#### Data shown:
begin
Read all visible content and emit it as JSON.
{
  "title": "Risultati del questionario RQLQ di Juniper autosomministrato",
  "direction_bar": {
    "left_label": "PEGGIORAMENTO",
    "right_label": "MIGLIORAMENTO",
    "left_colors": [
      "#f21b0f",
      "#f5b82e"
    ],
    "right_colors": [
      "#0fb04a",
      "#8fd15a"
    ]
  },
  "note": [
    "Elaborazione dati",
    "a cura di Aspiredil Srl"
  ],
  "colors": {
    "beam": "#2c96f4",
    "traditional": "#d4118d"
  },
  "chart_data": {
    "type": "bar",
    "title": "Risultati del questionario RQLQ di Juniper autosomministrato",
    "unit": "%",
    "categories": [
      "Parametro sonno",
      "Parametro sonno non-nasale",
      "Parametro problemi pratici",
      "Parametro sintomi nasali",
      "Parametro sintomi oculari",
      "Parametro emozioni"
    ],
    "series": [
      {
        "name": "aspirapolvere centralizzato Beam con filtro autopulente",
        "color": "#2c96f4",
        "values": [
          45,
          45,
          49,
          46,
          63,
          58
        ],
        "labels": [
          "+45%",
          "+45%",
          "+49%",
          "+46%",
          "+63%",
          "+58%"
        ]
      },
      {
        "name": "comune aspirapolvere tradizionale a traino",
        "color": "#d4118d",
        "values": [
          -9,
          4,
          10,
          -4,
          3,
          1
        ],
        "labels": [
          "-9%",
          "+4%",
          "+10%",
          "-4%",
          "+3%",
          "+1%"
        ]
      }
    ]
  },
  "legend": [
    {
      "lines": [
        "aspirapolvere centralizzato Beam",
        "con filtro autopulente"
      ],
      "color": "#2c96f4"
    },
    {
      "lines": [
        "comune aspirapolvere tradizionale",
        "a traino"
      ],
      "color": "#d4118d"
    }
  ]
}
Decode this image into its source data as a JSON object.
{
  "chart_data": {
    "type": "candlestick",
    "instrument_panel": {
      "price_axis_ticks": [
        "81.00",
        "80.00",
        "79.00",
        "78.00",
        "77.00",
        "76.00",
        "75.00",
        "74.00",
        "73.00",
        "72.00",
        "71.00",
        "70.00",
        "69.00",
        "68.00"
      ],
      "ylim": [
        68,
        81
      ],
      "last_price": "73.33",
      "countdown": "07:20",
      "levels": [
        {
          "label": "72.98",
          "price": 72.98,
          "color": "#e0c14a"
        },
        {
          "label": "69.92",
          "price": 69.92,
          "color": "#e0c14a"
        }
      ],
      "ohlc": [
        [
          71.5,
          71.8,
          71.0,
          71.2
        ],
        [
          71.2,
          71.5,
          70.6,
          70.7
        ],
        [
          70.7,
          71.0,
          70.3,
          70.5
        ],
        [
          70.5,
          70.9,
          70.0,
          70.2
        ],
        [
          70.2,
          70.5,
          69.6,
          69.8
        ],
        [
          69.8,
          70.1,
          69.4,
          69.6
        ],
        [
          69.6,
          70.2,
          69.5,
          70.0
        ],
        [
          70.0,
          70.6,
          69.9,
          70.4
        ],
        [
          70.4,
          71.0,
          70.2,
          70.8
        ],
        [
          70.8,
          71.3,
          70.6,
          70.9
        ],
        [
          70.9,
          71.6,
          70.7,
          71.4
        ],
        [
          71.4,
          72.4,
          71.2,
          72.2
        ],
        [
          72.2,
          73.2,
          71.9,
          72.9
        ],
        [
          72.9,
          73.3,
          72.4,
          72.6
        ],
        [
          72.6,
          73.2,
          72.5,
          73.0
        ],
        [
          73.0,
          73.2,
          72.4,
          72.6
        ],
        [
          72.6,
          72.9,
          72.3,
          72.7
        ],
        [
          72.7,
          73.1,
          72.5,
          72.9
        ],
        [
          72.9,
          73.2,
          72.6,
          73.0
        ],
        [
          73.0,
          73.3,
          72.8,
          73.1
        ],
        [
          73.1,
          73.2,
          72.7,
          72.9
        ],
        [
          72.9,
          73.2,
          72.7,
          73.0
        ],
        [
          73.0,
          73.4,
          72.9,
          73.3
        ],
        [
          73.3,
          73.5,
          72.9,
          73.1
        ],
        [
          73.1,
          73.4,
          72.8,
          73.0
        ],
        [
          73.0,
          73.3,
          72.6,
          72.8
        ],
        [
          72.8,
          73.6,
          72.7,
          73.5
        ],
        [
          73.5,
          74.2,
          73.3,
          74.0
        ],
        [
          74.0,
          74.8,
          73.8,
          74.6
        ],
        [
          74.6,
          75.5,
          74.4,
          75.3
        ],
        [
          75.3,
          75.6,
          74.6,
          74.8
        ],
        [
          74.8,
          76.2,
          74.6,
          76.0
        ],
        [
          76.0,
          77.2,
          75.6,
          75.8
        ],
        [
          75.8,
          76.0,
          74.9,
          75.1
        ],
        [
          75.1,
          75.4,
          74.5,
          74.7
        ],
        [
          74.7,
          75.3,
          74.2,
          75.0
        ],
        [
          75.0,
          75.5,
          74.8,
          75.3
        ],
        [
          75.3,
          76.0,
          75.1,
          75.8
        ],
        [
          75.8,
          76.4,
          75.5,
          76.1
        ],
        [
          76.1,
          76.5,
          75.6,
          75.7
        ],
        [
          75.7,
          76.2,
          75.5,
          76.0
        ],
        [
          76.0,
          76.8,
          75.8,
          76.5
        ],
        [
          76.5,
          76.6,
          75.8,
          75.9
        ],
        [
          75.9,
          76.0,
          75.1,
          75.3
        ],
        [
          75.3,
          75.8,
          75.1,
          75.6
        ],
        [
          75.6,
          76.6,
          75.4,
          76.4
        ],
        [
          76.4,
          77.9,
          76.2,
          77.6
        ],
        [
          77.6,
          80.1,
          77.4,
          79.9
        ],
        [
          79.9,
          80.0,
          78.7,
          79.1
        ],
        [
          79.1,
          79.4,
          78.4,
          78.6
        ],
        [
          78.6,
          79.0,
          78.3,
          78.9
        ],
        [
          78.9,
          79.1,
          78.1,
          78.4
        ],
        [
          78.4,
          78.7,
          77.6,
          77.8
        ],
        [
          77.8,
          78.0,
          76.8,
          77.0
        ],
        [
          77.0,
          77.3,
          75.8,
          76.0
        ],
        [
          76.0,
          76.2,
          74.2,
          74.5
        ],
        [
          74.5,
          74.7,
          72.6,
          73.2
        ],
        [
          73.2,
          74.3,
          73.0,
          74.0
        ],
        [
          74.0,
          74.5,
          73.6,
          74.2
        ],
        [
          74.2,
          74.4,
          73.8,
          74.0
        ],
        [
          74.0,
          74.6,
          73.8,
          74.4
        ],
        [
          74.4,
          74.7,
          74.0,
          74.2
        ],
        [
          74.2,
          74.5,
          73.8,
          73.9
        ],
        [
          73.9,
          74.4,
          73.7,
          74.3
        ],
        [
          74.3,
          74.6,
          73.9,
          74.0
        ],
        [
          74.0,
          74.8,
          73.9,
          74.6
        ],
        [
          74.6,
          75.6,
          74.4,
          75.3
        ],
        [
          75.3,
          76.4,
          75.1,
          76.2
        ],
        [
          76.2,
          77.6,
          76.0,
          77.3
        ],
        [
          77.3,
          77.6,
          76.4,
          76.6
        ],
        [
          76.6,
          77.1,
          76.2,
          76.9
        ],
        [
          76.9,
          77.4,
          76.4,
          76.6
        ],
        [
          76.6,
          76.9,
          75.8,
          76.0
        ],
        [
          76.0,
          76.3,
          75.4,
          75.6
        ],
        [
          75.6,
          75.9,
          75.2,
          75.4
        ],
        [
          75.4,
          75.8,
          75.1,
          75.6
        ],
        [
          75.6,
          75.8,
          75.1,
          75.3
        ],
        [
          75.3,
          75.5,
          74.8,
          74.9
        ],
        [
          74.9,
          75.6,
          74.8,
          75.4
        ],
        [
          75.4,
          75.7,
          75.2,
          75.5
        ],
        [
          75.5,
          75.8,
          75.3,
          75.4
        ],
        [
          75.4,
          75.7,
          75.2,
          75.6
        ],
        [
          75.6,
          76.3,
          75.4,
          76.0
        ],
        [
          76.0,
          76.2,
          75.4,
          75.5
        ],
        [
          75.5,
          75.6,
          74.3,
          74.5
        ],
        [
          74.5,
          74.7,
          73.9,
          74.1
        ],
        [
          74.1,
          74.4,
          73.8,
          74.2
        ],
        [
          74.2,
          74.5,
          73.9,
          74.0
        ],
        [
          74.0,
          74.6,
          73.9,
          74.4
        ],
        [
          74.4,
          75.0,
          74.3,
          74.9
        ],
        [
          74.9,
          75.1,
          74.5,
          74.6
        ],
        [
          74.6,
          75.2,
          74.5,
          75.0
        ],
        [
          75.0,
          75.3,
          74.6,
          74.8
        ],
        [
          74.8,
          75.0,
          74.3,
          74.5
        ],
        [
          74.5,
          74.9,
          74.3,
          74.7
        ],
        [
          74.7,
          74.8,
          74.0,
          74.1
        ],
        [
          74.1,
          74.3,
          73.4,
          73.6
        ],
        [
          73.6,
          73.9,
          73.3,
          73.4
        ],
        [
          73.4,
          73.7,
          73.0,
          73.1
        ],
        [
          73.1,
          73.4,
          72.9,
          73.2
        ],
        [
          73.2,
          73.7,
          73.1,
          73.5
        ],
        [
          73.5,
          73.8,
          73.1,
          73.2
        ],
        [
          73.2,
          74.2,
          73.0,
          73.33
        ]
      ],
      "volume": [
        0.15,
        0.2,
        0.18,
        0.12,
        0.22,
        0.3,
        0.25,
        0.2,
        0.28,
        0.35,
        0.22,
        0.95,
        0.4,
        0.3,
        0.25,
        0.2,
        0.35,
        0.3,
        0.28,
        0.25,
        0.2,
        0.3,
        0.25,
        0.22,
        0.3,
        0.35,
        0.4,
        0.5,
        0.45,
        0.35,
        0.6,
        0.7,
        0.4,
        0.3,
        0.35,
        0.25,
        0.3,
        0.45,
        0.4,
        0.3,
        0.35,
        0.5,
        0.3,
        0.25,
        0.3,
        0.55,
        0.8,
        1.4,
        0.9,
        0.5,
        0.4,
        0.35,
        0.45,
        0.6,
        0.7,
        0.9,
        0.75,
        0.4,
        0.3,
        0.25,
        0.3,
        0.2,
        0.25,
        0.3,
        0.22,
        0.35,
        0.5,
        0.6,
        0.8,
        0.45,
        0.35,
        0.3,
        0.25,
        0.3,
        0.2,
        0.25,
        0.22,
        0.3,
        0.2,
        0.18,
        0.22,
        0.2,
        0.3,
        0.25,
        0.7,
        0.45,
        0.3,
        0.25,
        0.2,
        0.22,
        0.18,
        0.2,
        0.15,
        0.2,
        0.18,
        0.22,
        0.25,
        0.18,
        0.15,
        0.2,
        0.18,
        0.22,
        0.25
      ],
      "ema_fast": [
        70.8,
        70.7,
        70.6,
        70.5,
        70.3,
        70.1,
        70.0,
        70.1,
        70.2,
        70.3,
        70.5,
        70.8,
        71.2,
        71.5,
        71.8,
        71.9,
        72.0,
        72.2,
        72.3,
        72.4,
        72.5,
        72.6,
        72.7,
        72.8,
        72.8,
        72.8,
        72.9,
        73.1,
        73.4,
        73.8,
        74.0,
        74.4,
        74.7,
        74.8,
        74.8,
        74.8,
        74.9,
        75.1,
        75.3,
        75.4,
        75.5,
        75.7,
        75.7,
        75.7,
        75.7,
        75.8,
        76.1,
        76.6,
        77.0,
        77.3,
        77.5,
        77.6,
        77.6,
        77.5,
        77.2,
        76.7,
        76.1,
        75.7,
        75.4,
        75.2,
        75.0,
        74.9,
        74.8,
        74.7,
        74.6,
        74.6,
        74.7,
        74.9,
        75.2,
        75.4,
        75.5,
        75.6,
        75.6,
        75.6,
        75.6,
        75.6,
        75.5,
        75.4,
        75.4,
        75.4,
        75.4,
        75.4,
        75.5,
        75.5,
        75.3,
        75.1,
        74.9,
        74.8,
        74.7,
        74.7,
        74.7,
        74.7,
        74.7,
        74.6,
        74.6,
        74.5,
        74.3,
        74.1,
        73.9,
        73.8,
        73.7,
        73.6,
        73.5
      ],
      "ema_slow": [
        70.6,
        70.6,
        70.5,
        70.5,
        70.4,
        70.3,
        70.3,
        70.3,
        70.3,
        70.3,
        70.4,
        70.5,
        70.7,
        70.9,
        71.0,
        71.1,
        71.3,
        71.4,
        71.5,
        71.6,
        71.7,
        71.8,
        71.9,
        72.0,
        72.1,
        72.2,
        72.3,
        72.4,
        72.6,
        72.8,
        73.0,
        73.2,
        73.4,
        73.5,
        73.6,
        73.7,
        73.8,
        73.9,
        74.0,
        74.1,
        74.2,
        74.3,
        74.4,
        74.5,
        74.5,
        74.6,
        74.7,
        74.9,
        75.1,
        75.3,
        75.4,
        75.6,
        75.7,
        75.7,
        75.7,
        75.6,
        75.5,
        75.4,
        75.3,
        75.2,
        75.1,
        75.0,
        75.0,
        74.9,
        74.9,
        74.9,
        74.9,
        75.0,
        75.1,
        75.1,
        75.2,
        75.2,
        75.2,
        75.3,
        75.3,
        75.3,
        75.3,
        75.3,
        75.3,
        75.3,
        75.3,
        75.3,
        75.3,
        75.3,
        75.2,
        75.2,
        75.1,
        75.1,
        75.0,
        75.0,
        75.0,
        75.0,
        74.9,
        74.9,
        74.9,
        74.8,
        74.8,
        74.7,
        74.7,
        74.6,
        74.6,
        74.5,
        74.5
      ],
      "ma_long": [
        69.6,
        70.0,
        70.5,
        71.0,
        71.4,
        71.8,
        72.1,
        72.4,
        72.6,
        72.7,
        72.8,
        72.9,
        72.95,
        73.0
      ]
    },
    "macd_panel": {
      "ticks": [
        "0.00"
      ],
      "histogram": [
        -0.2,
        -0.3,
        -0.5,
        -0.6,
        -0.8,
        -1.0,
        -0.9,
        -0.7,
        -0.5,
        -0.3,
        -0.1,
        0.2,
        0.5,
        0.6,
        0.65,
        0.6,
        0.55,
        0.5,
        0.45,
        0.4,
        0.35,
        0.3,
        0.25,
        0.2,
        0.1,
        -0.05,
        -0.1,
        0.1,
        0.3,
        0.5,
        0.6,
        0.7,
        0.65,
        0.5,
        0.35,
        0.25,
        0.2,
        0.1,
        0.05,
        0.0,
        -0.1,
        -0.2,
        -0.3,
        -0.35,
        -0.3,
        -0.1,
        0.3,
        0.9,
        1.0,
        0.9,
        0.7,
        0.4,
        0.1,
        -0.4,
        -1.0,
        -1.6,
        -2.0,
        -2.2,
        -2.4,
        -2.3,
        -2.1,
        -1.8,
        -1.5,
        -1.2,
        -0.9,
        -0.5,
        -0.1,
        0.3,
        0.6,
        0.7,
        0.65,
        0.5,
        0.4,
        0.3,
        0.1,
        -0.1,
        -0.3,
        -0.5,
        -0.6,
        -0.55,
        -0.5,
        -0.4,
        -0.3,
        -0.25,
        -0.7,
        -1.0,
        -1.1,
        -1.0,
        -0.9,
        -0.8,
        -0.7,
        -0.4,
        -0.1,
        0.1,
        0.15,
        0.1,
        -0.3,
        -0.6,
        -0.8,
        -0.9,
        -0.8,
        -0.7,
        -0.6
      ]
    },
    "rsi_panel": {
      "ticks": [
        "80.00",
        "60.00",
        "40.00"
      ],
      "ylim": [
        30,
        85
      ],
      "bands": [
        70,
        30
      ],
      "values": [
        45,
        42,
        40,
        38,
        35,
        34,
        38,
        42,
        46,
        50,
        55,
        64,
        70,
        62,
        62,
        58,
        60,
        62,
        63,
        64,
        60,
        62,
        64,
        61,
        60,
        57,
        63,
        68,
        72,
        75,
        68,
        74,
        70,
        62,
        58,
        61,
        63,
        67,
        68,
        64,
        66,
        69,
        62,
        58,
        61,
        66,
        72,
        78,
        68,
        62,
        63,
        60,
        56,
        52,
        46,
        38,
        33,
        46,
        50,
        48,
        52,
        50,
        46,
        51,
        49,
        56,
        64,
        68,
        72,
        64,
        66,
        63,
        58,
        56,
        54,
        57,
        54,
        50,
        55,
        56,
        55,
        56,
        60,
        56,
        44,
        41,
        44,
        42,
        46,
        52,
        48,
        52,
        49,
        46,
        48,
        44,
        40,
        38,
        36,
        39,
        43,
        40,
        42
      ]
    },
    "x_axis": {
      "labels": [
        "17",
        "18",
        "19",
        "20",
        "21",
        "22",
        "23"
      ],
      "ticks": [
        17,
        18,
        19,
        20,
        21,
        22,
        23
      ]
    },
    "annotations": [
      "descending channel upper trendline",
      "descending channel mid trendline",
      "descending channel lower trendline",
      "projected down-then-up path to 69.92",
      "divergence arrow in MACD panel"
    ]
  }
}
end
#### Objective:
Copy out every line with the word "Juniper".

#### Completed exercise:
  "title": "Risultati del questionario RQLQ di Juniper autosomministrato",
    "title": "Risultati del questionario RQLQ di Juniper autosomministrato",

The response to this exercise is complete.